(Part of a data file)
▼

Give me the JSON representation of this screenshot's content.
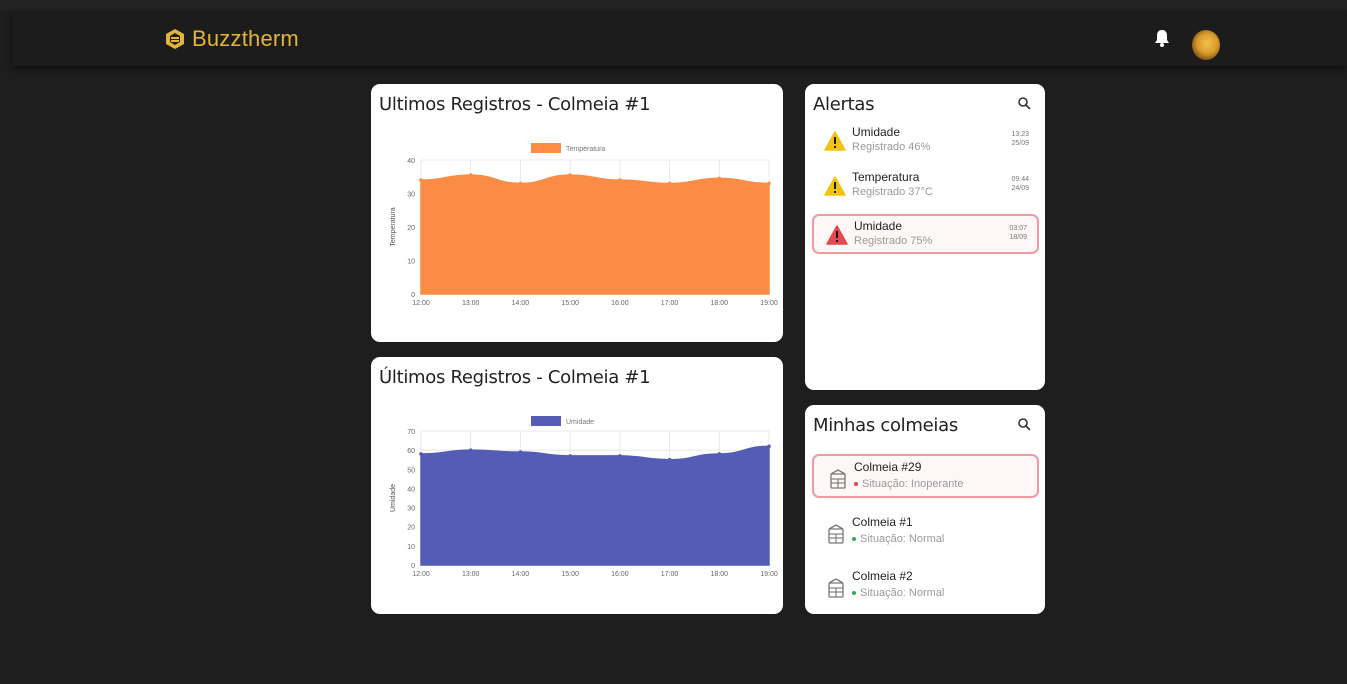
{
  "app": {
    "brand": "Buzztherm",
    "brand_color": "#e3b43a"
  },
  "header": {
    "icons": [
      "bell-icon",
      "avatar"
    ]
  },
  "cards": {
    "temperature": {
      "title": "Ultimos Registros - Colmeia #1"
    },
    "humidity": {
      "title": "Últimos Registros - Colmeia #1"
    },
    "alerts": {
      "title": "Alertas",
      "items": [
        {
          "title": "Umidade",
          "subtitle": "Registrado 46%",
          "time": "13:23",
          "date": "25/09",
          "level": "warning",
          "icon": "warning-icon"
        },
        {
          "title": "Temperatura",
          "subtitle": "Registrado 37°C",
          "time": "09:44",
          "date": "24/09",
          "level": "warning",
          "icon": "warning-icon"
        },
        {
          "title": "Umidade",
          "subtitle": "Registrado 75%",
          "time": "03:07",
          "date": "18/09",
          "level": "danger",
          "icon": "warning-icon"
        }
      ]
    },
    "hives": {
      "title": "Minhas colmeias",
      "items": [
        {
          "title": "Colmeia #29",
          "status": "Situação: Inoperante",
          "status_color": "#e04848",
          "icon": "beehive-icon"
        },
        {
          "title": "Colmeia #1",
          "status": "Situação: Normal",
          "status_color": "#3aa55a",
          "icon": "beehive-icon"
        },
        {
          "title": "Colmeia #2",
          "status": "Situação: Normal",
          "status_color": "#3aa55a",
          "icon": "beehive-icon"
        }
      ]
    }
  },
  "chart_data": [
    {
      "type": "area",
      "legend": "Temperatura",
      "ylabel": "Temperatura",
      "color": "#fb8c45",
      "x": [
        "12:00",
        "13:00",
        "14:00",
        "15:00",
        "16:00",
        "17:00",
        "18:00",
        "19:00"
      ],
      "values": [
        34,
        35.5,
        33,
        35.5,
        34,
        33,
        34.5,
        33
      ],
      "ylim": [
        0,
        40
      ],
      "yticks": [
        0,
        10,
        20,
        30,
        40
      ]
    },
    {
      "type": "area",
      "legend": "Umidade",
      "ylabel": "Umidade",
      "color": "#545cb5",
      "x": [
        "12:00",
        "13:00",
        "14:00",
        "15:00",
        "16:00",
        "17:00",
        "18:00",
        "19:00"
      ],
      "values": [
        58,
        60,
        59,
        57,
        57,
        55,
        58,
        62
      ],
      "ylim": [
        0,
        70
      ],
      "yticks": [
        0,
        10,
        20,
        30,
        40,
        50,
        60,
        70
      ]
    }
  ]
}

▲

■ Problem to work on: Make an exact copy of every entry above, minus the images.

■ Right answer:
Give me the JSON representation of this screenshot's content.
{
  "app": {
    "brand": "Buzztherm",
    "brand_color": "#e3b43a"
  },
  "header": {
    "icons": [
      "bell-icon",
      "avatar"
    ]
  },
  "cards": {
    "temperature": {
      "title": "Ultimos Registros - Colmeia #1"
    },
    "humidity": {
      "title": "Últimos Registros - Colmeia #1"
    },
    "alerts": {
      "title": "Alertas",
      "items": [
        {
          "title": "Umidade",
          "subtitle": "Registrado 46%",
          "time": "13:23",
          "date": "25/09",
          "level": "warning",
          "icon": "warning-icon"
        },
        {
          "title": "Temperatura",
          "subtitle": "Registrado 37°C",
          "time": "09:44",
          "date": "24/09",
          "level": "warning",
          "icon": "warning-icon"
        },
        {
          "title": "Umidade",
          "subtitle": "Registrado 75%",
          "time": "03:07",
          "date": "18/09",
          "level": "danger",
          "icon": "warning-icon"
        }
      ]
    },
    "hives": {
      "title": "Minhas colmeias",
      "items": [
        {
          "title": "Colmeia #29",
          "status": "Situação: Inoperante",
          "status_color": "#e04848",
          "icon": "beehive-icon"
        },
        {
          "title": "Colmeia #1",
          "status": "Situação: Normal",
          "status_color": "#3aa55a",
          "icon": "beehive-icon"
        },
        {
          "title": "Colmeia #2",
          "status": "Situação: Normal",
          "status_color": "#3aa55a",
          "icon": "beehive-icon"
        }
      ]
    }
  },
  "chart_data": [
    {
      "type": "area",
      "legend": "Temperatura",
      "ylabel": "Temperatura",
      "color": "#fb8c45",
      "x": [
        "12:00",
        "13:00",
        "14:00",
        "15:00",
        "16:00",
        "17:00",
        "18:00",
        "19:00"
      ],
      "values": [
        34,
        35.5,
        33,
        35.5,
        34,
        33,
        34.5,
        33
      ],
      "ylim": [
        0,
        40
      ],
      "yticks": [
        0,
        10,
        20,
        30,
        40
      ]
    },
    {
      "type": "area",
      "legend": "Umidade",
      "ylabel": "Umidade",
      "color": "#545cb5",
      "x": [
        "12:00",
        "13:00",
        "14:00",
        "15:00",
        "16:00",
        "17:00",
        "18:00",
        "19:00"
      ],
      "values": [
        58,
        60,
        59,
        57,
        57,
        55,
        58,
        62
      ],
      "ylim": [
        0,
        70
      ],
      "yticks": [
        0,
        10,
        20,
        30,
        40,
        50,
        60,
        70
      ]
    }
  ]
}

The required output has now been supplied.